▶ _Dataset items_:
┌────────

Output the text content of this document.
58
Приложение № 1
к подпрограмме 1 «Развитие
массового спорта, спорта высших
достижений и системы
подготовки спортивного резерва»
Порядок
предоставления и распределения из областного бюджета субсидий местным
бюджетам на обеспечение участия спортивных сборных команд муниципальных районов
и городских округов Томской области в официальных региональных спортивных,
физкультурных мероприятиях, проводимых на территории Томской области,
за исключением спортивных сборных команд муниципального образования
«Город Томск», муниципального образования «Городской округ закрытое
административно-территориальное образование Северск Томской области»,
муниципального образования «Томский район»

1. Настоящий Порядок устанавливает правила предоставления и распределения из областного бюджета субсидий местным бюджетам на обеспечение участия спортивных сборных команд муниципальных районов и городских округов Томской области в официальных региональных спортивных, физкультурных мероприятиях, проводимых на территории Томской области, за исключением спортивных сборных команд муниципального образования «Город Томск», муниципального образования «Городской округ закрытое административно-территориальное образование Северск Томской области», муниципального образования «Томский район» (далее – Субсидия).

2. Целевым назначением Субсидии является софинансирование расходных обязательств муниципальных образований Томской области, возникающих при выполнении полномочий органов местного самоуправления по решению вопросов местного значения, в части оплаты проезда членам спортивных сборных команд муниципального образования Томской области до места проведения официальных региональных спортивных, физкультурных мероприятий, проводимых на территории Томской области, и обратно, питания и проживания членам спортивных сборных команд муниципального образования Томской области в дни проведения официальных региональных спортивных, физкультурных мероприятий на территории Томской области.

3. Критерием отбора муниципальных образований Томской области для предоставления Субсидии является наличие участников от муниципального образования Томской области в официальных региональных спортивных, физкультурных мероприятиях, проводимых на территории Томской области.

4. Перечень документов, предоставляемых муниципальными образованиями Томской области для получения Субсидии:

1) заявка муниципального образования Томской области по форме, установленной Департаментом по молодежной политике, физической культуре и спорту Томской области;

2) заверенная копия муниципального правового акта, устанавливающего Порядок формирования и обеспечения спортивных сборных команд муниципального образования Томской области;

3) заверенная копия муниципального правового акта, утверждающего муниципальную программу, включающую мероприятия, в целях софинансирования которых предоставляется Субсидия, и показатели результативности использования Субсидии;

└────────

▶ _Your instructions_:
In the records above, locate each line with the word "копия". Copy all such lines.

▶ _Result below_:
2) заверенная копия муниципального правового акта, устанавливающего Порядок формирования и обеспечения спортивных сборных команд муниципального образования Томской области;
3) заверенная копия муниципального правового акта, утверждающего муниципальную программу, включающую мероприятия, в целях софинансирования которых предоставляется Субсидия, и показатели результативности использования Субсидии;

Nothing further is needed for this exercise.